What to produce » Extract the lines between the one holding "list-item: 2.企业税务登记证复印件（国税、地税均可）； bbox=[22, 113, 155, 122]" and the one holding "list-item: 3.企业法人身份证复印件，法人签名并加盖企业公章； bbox=[22, 126, 178, 134]", both included, and copy them out without any change.

Listed records »
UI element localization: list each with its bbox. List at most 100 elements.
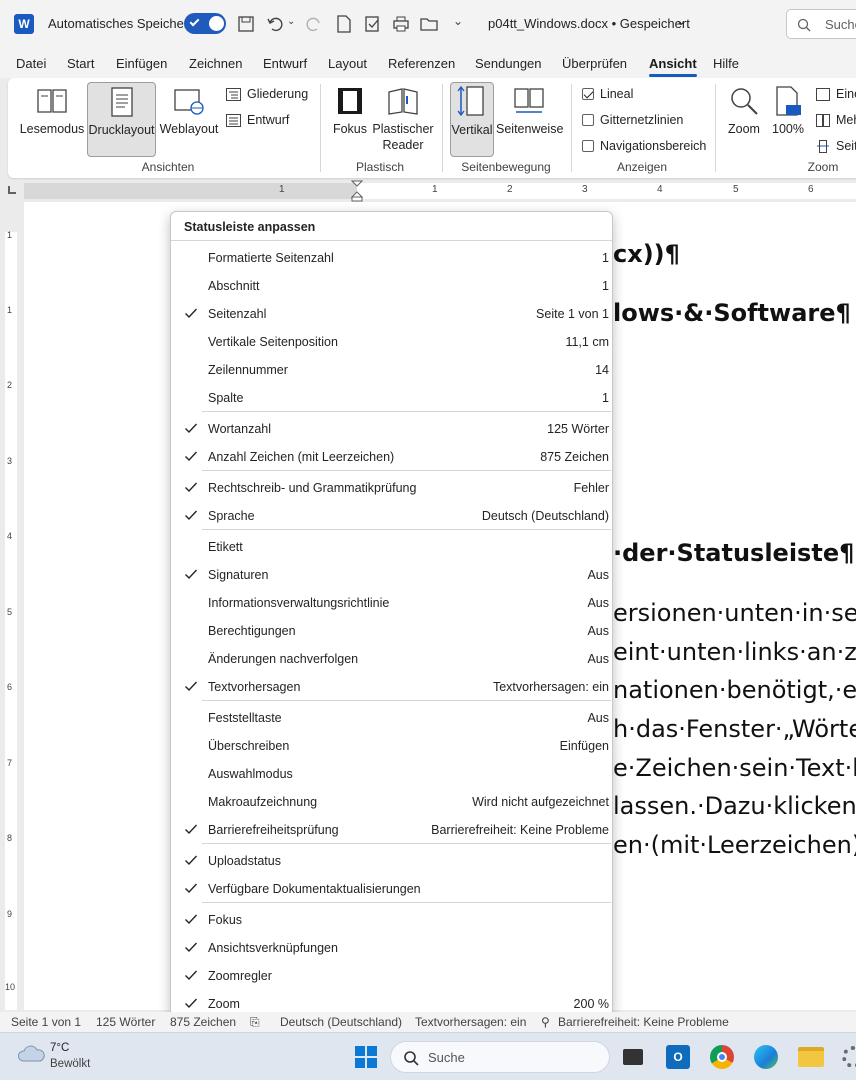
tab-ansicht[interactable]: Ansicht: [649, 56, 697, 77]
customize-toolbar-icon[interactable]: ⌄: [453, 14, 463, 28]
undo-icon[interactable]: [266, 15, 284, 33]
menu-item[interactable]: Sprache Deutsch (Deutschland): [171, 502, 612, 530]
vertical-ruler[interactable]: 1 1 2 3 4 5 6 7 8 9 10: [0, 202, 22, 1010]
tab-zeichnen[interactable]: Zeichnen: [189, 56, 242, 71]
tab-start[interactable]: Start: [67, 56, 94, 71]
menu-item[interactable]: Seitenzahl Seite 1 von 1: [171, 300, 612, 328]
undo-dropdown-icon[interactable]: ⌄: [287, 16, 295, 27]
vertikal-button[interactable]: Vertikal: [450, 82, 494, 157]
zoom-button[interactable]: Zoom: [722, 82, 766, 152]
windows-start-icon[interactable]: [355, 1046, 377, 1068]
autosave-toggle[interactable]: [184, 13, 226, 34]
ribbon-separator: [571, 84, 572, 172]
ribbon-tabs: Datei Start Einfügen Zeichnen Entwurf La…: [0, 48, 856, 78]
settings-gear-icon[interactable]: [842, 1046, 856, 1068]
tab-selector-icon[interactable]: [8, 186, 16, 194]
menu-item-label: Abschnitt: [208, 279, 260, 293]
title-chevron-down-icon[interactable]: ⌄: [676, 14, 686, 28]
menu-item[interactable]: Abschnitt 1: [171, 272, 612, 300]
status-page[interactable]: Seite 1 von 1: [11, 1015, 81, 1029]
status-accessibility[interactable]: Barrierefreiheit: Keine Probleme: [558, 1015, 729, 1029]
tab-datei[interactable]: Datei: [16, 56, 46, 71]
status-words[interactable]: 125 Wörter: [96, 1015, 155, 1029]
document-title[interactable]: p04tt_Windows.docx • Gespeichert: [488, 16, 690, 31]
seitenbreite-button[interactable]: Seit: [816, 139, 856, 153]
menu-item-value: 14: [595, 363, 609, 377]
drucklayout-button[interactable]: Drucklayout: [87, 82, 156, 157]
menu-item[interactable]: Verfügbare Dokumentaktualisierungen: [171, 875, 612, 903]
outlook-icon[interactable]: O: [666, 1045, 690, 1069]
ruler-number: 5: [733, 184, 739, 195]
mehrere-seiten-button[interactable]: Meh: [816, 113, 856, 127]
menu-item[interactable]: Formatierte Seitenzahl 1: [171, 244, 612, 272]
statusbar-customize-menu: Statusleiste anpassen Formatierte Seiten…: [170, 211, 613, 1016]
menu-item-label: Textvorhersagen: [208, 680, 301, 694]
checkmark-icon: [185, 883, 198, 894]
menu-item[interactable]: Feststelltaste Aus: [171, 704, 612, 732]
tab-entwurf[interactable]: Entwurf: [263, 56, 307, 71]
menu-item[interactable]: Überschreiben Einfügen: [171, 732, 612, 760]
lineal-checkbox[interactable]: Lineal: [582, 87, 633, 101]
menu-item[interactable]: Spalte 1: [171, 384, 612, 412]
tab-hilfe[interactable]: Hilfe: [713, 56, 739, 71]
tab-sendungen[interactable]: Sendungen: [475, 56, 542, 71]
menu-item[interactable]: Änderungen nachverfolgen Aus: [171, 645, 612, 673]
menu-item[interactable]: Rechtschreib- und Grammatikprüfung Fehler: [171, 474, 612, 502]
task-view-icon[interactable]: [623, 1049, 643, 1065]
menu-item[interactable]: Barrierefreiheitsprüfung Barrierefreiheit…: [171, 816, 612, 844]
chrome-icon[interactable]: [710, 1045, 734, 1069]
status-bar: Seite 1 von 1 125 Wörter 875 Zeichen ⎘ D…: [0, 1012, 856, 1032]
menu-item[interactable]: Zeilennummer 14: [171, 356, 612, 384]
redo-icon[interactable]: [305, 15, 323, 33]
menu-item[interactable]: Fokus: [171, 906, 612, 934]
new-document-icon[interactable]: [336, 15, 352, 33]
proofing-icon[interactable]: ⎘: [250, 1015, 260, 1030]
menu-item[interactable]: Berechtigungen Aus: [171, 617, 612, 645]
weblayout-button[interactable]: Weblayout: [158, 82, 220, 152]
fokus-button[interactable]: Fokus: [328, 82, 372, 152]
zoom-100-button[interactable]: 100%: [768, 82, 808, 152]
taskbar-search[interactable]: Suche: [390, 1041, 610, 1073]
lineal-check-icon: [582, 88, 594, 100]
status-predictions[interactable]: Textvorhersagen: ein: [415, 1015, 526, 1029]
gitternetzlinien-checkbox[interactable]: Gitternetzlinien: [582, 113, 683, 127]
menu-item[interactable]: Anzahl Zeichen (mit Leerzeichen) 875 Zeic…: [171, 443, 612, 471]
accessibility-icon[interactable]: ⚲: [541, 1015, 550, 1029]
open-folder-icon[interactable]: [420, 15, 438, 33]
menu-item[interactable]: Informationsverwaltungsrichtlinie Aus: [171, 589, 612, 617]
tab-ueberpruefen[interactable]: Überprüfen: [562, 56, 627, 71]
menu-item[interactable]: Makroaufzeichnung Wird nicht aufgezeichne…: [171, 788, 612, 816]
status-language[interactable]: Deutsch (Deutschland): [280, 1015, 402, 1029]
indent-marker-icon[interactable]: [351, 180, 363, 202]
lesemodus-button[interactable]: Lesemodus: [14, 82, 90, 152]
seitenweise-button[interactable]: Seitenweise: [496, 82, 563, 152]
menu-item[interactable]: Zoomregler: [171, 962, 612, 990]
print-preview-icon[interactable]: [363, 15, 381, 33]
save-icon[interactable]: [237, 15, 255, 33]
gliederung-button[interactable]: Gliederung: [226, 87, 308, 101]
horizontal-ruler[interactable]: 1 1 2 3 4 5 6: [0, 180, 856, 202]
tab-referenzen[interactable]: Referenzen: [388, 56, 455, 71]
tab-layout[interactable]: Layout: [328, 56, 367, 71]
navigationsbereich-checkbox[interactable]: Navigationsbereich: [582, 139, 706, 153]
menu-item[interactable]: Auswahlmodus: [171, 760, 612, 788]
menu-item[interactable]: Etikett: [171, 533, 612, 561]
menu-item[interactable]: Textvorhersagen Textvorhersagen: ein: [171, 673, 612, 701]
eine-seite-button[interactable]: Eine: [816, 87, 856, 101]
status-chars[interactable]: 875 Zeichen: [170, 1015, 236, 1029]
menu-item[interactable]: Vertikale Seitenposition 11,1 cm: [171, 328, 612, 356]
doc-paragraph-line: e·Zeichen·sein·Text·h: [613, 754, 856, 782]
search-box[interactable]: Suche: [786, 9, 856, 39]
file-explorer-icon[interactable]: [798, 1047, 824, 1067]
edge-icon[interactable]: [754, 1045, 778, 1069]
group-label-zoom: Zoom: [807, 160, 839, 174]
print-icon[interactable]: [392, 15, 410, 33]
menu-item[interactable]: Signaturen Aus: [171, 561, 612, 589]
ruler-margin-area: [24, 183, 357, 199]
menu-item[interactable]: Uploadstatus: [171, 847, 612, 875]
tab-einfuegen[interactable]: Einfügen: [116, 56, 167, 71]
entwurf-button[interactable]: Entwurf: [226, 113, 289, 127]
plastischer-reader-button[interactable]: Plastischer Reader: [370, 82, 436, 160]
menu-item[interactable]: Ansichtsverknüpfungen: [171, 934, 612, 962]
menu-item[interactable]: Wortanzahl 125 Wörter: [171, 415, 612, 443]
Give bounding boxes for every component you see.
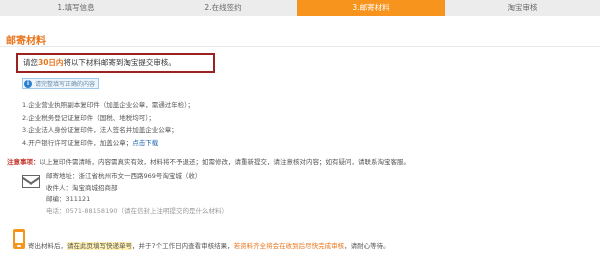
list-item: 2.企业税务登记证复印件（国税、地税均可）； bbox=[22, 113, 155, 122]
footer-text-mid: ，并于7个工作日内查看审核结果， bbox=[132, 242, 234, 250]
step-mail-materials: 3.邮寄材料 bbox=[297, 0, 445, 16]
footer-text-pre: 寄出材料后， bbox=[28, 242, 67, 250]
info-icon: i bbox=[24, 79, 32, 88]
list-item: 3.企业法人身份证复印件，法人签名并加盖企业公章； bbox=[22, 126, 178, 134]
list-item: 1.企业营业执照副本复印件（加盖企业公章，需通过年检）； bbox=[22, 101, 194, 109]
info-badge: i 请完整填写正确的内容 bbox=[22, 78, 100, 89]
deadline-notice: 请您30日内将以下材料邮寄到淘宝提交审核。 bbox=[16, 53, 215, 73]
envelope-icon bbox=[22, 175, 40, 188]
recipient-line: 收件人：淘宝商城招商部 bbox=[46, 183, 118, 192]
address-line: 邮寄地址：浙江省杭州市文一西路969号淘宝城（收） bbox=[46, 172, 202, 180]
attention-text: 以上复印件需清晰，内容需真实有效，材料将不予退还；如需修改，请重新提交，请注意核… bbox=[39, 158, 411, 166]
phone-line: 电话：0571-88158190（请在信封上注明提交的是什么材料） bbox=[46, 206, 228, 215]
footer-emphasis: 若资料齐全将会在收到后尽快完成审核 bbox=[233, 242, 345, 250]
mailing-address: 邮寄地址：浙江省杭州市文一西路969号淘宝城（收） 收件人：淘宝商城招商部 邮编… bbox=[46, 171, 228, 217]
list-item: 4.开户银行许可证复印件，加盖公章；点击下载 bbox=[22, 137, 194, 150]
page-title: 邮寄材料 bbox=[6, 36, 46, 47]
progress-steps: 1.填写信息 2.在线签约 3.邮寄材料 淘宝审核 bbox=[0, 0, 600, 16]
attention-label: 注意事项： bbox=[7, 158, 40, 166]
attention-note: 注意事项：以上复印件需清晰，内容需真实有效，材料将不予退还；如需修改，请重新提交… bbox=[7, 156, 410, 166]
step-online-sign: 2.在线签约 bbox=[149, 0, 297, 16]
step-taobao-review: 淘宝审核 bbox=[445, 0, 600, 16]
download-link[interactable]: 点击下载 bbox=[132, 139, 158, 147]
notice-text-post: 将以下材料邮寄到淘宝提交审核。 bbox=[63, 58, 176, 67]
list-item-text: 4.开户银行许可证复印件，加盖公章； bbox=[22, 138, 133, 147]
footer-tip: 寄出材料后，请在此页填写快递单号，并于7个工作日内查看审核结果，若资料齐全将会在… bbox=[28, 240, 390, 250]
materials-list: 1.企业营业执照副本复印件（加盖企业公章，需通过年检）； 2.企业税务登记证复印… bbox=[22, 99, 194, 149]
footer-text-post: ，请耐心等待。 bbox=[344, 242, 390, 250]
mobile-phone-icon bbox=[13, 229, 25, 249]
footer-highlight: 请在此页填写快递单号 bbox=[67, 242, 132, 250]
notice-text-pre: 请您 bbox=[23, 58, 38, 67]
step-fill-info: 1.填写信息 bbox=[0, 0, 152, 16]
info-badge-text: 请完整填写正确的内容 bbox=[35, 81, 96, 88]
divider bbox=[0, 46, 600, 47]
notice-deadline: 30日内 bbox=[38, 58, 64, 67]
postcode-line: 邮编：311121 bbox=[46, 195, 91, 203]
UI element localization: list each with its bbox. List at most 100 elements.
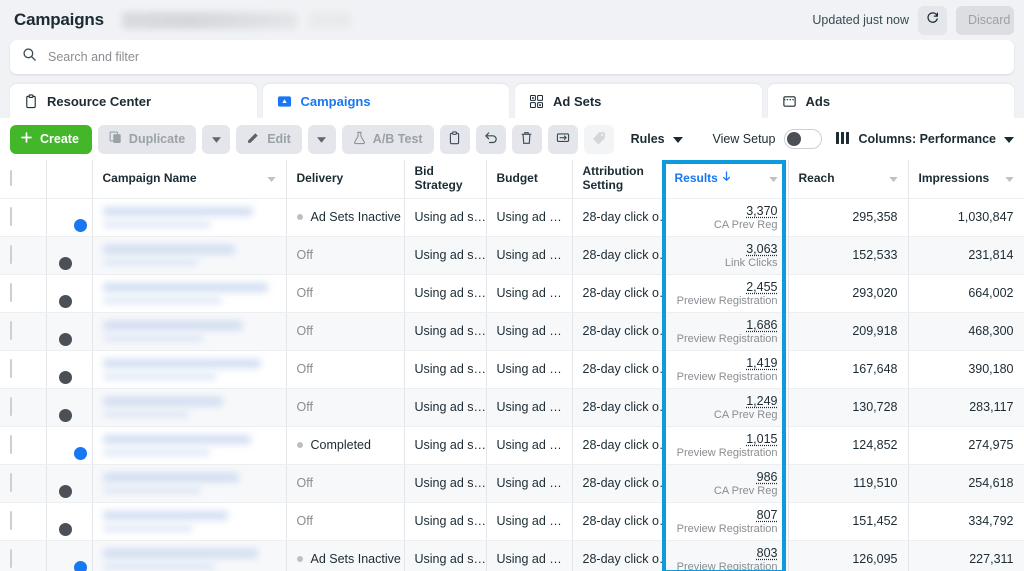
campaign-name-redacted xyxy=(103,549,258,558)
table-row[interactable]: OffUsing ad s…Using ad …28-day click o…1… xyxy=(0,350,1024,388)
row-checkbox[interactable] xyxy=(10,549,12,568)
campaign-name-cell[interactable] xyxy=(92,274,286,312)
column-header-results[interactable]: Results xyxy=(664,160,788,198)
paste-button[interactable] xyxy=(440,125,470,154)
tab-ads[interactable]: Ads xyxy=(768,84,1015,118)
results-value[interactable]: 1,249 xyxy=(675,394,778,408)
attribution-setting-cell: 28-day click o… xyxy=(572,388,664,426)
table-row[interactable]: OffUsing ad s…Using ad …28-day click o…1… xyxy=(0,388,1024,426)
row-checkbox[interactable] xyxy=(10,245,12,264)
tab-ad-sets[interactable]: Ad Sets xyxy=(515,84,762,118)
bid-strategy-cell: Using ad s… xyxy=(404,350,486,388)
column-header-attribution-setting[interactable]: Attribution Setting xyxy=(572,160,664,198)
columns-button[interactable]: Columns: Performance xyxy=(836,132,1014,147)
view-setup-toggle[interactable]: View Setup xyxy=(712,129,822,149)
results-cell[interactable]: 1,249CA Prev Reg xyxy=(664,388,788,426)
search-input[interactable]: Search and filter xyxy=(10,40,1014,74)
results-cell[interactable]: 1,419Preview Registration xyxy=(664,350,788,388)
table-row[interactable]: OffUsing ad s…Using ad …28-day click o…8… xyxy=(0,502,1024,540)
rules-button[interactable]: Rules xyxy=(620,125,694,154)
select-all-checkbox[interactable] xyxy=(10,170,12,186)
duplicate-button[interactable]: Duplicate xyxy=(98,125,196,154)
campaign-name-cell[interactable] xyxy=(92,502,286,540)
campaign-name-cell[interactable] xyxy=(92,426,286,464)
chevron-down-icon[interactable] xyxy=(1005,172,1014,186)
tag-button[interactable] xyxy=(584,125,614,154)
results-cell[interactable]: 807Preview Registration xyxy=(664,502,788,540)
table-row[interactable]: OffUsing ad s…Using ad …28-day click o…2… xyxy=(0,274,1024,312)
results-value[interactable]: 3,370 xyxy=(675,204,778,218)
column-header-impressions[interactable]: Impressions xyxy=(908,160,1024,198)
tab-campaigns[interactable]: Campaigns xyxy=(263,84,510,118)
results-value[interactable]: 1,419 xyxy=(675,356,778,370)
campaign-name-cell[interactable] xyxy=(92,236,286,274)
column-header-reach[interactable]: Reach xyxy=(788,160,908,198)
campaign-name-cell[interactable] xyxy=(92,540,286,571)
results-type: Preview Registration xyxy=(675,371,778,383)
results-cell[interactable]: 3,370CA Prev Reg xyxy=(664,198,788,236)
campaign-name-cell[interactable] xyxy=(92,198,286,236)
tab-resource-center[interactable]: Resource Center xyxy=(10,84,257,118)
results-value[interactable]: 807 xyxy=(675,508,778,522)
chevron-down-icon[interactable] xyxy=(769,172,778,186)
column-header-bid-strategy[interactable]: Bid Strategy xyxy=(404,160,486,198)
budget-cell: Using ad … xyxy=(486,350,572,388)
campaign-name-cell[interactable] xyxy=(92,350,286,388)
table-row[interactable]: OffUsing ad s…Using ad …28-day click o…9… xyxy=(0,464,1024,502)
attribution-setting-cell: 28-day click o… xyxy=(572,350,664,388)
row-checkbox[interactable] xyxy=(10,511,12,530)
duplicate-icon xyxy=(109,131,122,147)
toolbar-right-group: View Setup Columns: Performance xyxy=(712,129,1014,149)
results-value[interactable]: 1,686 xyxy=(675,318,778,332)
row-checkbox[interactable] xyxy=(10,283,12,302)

Solution below »
list-item: 2.企业税务登记证复印件（国税、地税均可）； bbox=[22, 113, 155, 122]
footer-text-mid: ，并于7个工作日内查看审核结果， bbox=[132, 242, 234, 250]
step-mail-materials: 3.邮寄材料 bbox=[297, 0, 445, 16]
footer-text-pre: 寄出材料后， bbox=[28, 242, 67, 250]
info-icon: i bbox=[24, 79, 32, 88]
list-item: 3.企业法人身份证复印件，法人签名并加盖企业公章； bbox=[22, 126, 178, 134]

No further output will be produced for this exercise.